▽

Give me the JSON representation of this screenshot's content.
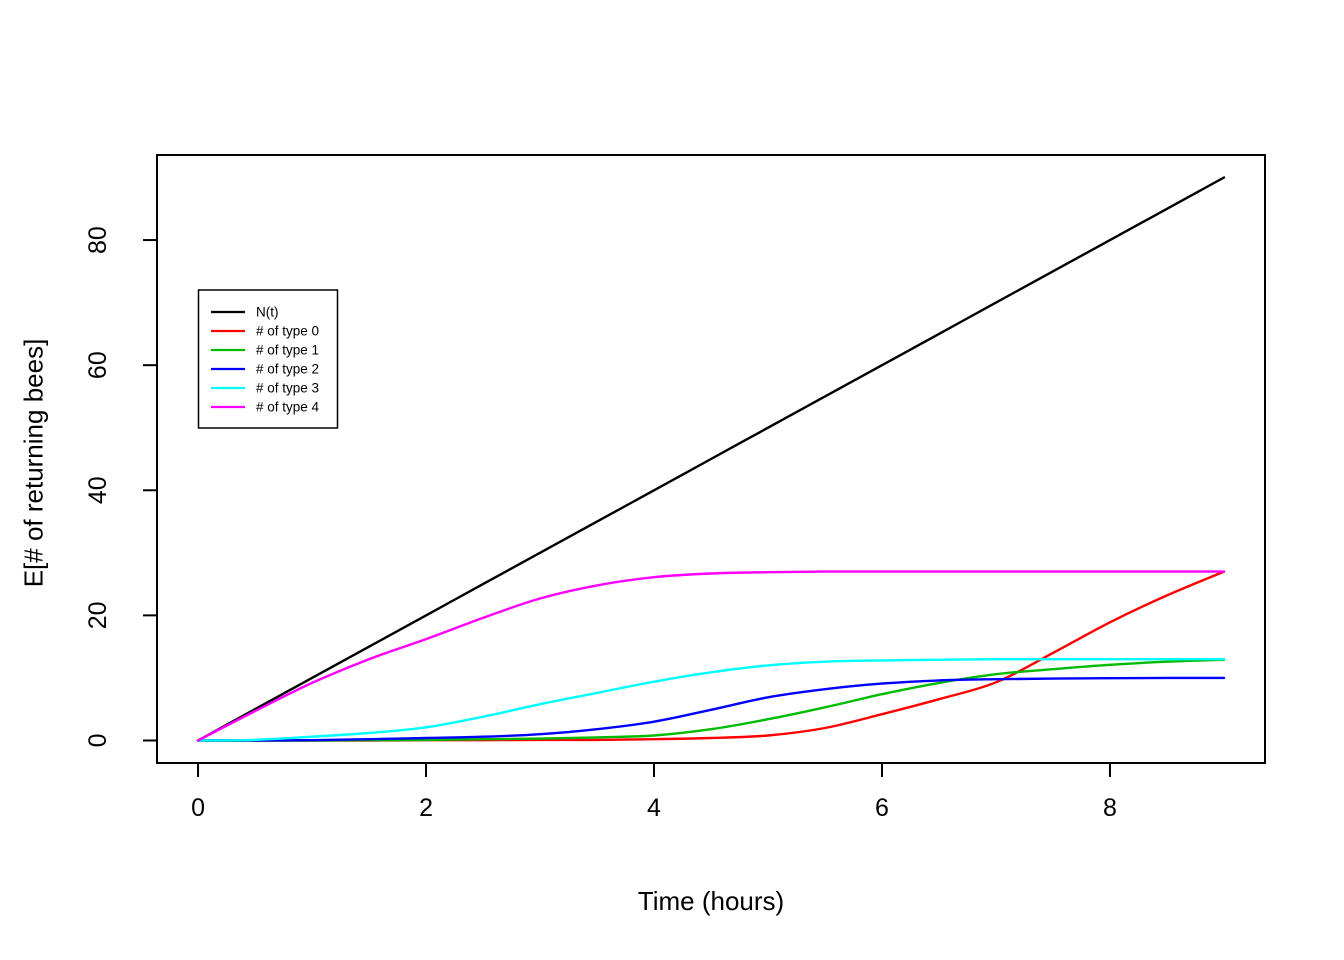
{
  "chart_data": {
    "type": "line",
    "title": "",
    "xlabel": "Time (hours)",
    "ylabel": "E[# of returning bees]",
    "xlim": [
      -0.36,
      9.36
    ],
    "ylim": [
      -3.6,
      93.6
    ],
    "x_ticks": [
      "0",
      "2",
      "4",
      "6",
      "8"
    ],
    "x_tick_values": [
      0,
      2,
      4,
      6,
      8
    ],
    "y_ticks": [
      "0",
      "20",
      "40",
      "60",
      "80"
    ],
    "y_tick_values": [
      0,
      20,
      40,
      60,
      80
    ],
    "grid": false,
    "background_color": "#ffffff",
    "axis_color": "#000000",
    "legend": {
      "position": "upper-left-inset",
      "border": true,
      "entries": [
        "N(t)",
        "# of type 0",
        "# of type 1",
        "# of type 2",
        "# of type 3",
        "# of type 4"
      ]
    },
    "x": [
      0,
      0.5,
      1,
      1.5,
      2,
      2.5,
      3,
      3.5,
      4,
      4.5,
      5,
      5.5,
      6,
      6.5,
      7,
      7.5,
      8,
      8.5,
      9
    ],
    "series": [
      {
        "name": "N(t)",
        "color": "#000000",
        "values": [
          0,
          5,
          10,
          15,
          20,
          25,
          30,
          35,
          40,
          45,
          50,
          55,
          60,
          65,
          70,
          75,
          80,
          85,
          90
        ]
      },
      {
        "name": "# of type 0",
        "color": "#ff0000",
        "values": [
          0,
          0,
          0,
          0,
          0.05,
          0.05,
          0.1,
          0.1,
          0.2,
          0.4,
          0.8,
          2.0,
          4.2,
          6.6,
          9.3,
          14.0,
          18.9,
          23.2,
          27
        ]
      },
      {
        "name": "# of type 1",
        "color": "#00bb00",
        "values": [
          0,
          0,
          0,
          0.05,
          0.1,
          0.2,
          0.3,
          0.5,
          0.8,
          1.8,
          3.4,
          5.3,
          7.4,
          9.2,
          10.6,
          11.4,
          12.1,
          12.6,
          12.9
        ]
      },
      {
        "name": "# of type 2",
        "color": "#0000ff",
        "values": [
          0,
          0,
          0.05,
          0.2,
          0.4,
          0.6,
          1.0,
          1.8,
          3.0,
          4.9,
          6.9,
          8.2,
          9.1,
          9.6,
          9.8,
          9.9,
          9.95,
          10,
          10
        ]
      },
      {
        "name": "# of type 3",
        "color": "#00ffff",
        "values": [
          0,
          0.1,
          0.6,
          1.2,
          2.1,
          3.8,
          5.8,
          7.6,
          9.4,
          10.9,
          12.0,
          12.6,
          12.8,
          12.9,
          13,
          13,
          13,
          13,
          13
        ]
      },
      {
        "name": "# of type 4",
        "color": "#ff00ff",
        "values": [
          0,
          4.7,
          9.2,
          13.0,
          16.2,
          19.6,
          22.7,
          24.8,
          26.1,
          26.7,
          26.9,
          27,
          27,
          27,
          27,
          27,
          27,
          27,
          27
        ]
      }
    ]
  }
}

△

### [Given exercise]
Give back all entries exactly. No pictures belong in the copy.

### [Final result]
Give me the JSON representation of this screenshot's content.
{
  "chart_data": {
    "type": "line",
    "title": "",
    "xlabel": "Time (hours)",
    "ylabel": "E[# of returning bees]",
    "xlim": [
      -0.36,
      9.36
    ],
    "ylim": [
      -3.6,
      93.6
    ],
    "x_ticks": [
      "0",
      "2",
      "4",
      "6",
      "8"
    ],
    "x_tick_values": [
      0,
      2,
      4,
      6,
      8
    ],
    "y_ticks": [
      "0",
      "20",
      "40",
      "60",
      "80"
    ],
    "y_tick_values": [
      0,
      20,
      40,
      60,
      80
    ],
    "grid": false,
    "background_color": "#ffffff",
    "axis_color": "#000000",
    "legend": {
      "position": "upper-left-inset",
      "border": true,
      "entries": [
        "N(t)",
        "# of type 0",
        "# of type 1",
        "# of type 2",
        "# of type 3",
        "# of type 4"
      ]
    },
    "x": [
      0,
      0.5,
      1,
      1.5,
      2,
      2.5,
      3,
      3.5,
      4,
      4.5,
      5,
      5.5,
      6,
      6.5,
      7,
      7.5,
      8,
      8.5,
      9
    ],
    "series": [
      {
        "name": "N(t)",
        "color": "#000000",
        "values": [
          0,
          5,
          10,
          15,
          20,
          25,
          30,
          35,
          40,
          45,
          50,
          55,
          60,
          65,
          70,
          75,
          80,
          85,
          90
        ]
      },
      {
        "name": "# of type 0",
        "color": "#ff0000",
        "values": [
          0,
          0,
          0,
          0,
          0.05,
          0.05,
          0.1,
          0.1,
          0.2,
          0.4,
          0.8,
          2.0,
          4.2,
          6.6,
          9.3,
          14.0,
          18.9,
          23.2,
          27
        ]
      },
      {
        "name": "# of type 1",
        "color": "#00bb00",
        "values": [
          0,
          0,
          0,
          0.05,
          0.1,
          0.2,
          0.3,
          0.5,
          0.8,
          1.8,
          3.4,
          5.3,
          7.4,
          9.2,
          10.6,
          11.4,
          12.1,
          12.6,
          12.9
        ]
      },
      {
        "name": "# of type 2",
        "color": "#0000ff",
        "values": [
          0,
          0,
          0.05,
          0.2,
          0.4,
          0.6,
          1.0,
          1.8,
          3.0,
          4.9,
          6.9,
          8.2,
          9.1,
          9.6,
          9.8,
          9.9,
          9.95,
          10,
          10
        ]
      },
      {
        "name": "# of type 3",
        "color": "#00ffff",
        "values": [
          0,
          0.1,
          0.6,
          1.2,
          2.1,
          3.8,
          5.8,
          7.6,
          9.4,
          10.9,
          12.0,
          12.6,
          12.8,
          12.9,
          13,
          13,
          13,
          13,
          13
        ]
      },
      {
        "name": "# of type 4",
        "color": "#ff00ff",
        "values": [
          0,
          4.7,
          9.2,
          13.0,
          16.2,
          19.6,
          22.7,
          24.8,
          26.1,
          26.7,
          26.9,
          27,
          27,
          27,
          27,
          27,
          27,
          27,
          27
        ]
      }
    ]
  }
}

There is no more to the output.